_Exercise aim_. Select from the data all lines with the word "两个确立".
━━━━━━
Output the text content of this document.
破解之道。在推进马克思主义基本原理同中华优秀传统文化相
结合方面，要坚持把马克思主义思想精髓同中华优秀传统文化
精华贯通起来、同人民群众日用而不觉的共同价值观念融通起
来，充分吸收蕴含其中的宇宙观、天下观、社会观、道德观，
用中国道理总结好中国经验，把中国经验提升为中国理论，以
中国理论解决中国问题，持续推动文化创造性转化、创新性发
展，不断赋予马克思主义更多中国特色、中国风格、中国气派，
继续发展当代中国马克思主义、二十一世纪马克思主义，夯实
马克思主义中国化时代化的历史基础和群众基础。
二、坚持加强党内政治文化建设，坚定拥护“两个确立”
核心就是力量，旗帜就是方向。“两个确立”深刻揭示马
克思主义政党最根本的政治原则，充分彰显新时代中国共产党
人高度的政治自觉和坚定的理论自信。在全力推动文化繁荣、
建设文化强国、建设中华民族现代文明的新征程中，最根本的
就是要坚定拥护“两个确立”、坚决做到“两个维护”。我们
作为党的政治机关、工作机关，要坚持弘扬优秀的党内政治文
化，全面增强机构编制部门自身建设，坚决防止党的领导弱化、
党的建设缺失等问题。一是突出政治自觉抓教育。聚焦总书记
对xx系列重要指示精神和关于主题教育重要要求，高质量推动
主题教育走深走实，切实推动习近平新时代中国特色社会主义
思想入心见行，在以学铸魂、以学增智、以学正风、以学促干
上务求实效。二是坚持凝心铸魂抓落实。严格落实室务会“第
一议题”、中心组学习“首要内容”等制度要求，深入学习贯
━━━━━━
_Solved exercise_.
二、坚持加强党内政治文化建设，坚定拥护“两个确立”
核心就是力量，旗帜就是方向。“两个确立”深刻揭示马
就是要坚定拥护“两个确立”、坚决做到“两个维护”。我们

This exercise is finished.